Part of a data file:
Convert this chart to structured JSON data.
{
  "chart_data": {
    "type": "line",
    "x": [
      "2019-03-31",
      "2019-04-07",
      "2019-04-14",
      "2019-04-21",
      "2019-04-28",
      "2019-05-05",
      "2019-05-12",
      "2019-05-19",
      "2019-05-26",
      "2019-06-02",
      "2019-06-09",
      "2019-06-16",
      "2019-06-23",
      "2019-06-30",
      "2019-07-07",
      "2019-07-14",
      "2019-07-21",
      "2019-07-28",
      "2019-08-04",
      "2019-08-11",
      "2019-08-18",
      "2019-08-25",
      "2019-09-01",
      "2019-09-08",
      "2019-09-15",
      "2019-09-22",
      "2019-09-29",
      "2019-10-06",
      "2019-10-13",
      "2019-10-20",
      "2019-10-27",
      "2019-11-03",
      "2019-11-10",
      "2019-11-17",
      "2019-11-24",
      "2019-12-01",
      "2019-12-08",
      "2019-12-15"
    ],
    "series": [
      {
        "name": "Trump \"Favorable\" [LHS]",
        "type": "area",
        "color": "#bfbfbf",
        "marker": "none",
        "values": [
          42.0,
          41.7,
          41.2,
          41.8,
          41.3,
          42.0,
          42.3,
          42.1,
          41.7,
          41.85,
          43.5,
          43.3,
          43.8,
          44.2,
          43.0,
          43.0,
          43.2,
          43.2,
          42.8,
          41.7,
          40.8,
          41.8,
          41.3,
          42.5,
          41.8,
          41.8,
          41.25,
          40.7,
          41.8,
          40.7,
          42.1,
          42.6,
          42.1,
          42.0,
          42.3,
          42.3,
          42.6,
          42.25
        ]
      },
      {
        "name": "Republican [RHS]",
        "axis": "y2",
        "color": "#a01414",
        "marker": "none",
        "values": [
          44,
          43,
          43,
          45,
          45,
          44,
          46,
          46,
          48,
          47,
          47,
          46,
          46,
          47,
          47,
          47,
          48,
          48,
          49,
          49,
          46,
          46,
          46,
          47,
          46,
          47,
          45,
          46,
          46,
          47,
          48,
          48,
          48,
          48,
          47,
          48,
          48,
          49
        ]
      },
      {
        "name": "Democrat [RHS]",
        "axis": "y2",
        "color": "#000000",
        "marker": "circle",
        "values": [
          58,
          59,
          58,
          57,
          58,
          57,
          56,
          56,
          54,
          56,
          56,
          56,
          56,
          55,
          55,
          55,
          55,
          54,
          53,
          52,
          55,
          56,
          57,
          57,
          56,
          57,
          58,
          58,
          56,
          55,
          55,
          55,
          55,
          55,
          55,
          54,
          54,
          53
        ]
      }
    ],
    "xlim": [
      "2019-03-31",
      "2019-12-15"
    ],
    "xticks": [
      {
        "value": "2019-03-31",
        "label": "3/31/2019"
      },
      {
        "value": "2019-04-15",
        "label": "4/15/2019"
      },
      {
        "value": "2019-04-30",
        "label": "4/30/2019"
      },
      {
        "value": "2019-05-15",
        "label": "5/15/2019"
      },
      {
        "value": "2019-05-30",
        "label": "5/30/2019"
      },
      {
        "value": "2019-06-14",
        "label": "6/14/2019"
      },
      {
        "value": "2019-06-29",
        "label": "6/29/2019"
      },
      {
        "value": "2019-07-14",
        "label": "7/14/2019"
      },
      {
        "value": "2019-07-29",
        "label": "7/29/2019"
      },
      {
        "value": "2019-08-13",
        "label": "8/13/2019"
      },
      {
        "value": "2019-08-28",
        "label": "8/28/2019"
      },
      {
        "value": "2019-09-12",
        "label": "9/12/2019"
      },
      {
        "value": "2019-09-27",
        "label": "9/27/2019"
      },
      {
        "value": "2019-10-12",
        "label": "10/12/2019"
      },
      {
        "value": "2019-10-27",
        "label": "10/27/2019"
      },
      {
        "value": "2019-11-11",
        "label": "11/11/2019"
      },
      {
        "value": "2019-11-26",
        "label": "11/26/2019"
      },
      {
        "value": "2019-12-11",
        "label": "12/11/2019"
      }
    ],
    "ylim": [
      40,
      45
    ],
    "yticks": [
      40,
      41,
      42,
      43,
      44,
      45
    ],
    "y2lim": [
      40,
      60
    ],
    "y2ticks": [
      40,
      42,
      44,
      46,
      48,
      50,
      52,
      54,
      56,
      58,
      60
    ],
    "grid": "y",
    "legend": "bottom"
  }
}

(YOUR INSTRUCTIONS):
Write out each line of the data above again, exactly as given.

(SOLUTION TO THIS EXERCISE):
Convert this chart to structured JSON data.
{
  "chart_data": {
    "type": "line",
    "x": [
      "2019-03-31",
      "2019-04-07",
      "2019-04-14",
      "2019-04-21",
      "2019-04-28",
      "2019-05-05",
      "2019-05-12",
      "2019-05-19",
      "2019-05-26",
      "2019-06-02",
      "2019-06-09",
      "2019-06-16",
      "2019-06-23",
      "2019-06-30",
      "2019-07-07",
      "2019-07-14",
      "2019-07-21",
      "2019-07-28",
      "2019-08-04",
      "2019-08-11",
      "2019-08-18",
      "2019-08-25",
      "2019-09-01",
      "2019-09-08",
      "2019-09-15",
      "2019-09-22",
      "2019-09-29",
      "2019-10-06",
      "2019-10-13",
      "2019-10-20",
      "2019-10-27",
      "2019-11-03",
      "2019-11-10",
      "2019-11-17",
      "2019-11-24",
      "2019-12-01",
      "2019-12-08",
      "2019-12-15"
    ],
    "series": [
      {
        "name": "Trump \"Favorable\" [LHS]",
        "type": "area",
        "color": "#bfbfbf",
        "marker": "none",
        "values": [
          42.0,
          41.7,
          41.2,
          41.8,
          41.3,
          42.0,
          42.3,
          42.1,
          41.7,
          41.85,
          43.5,
          43.3,
          43.8,
          44.2,
          43.0,
          43.0,
          43.2,
          43.2,
          42.8,
          41.7,
          40.8,
          41.8,
          41.3,
          42.5,
          41.8,
          41.8,
          41.25,
          40.7,
          41.8,
          40.7,
          42.1,
          42.6,
          42.1,
          42.0,
          42.3,
          42.3,
          42.6,
          42.25
        ]
      },
      {
        "name": "Republican [RHS]",
        "axis": "y2",
        "color": "#a01414",
        "marker": "none",
        "values": [
          44,
          43,
          43,
          45,
          45,
          44,
          46,
          46,
          48,
          47,
          47,
          46,
          46,
          47,
          47,
          47,
          48,
          48,
          49,
          49,
          46,
          46,
          46,
          47,
          46,
          47,
          45,
          46,
          46,
          47,
          48,
          48,
          48,
          48,
          47,
          48,
          48,
          49
        ]
      },
      {
        "name": "Democrat [RHS]",
        "axis": "y2",
        "color": "#000000",
        "marker": "circle",
        "values": [
          58,
          59,
          58,
          57,
          58,
          57,
          56,
          56,
          54,
          56,
          56,
          56,
          56,
          55,
          55,
          55,
          55,
          54,
          53,
          52,
          55,
          56,
          57,
          57,
          56,
          57,
          58,
          58,
          56,
          55,
          55,
          55,
          55,
          55,
          55,
          54,
          54,
          53
        ]
      }
    ],
    "xlim": [
      "2019-03-31",
      "2019-12-15"
    ],
    "xticks": [
      {
        "value": "2019-03-31",
        "label": "3/31/2019"
      },
      {
        "value": "2019-04-15",
        "label": "4/15/2019"
      },
      {
        "value": "2019-04-30",
        "label": "4/30/2019"
      },
      {
        "value": "2019-05-15",
        "label": "5/15/2019"
      },
      {
        "value": "2019-05-30",
        "label": "5/30/2019"
      },
      {
        "value": "2019-06-14",
        "label": "6/14/2019"
      },
      {
        "value": "2019-06-29",
        "label": "6/29/2019"
      },
      {
        "value": "2019-07-14",
        "label": "7/14/2019"
      },
      {
        "value": "2019-07-29",
        "label": "7/29/2019"
      },
      {
        "value": "2019-08-13",
        "label": "8/13/2019"
      },
      {
        "value": "2019-08-28",
        "label": "8/28/2019"
      },
      {
        "value": "2019-09-12",
        "label": "9/12/2019"
      },
      {
        "value": "2019-09-27",
        "label": "9/27/2019"
      },
      {
        "value": "2019-10-12",
        "label": "10/12/2019"
      },
      {
        "value": "2019-10-27",
        "label": "10/27/2019"
      },
      {
        "value": "2019-11-11",
        "label": "11/11/2019"
      },
      {
        "value": "2019-11-26",
        "label": "11/26/2019"
      },
      {
        "value": "2019-12-11",
        "label": "12/11/2019"
      }
    ],
    "ylim": [
      40,
      45
    ],
    "yticks": [
      40,
      41,
      42,
      43,
      44,
      45
    ],
    "y2lim": [
      40,
      60
    ],
    "y2ticks": [
      40,
      42,
      44,
      46,
      48,
      50,
      52,
      54,
      56,
      58,
      60
    ],
    "grid": "y",
    "legend": "bottom"
  }
}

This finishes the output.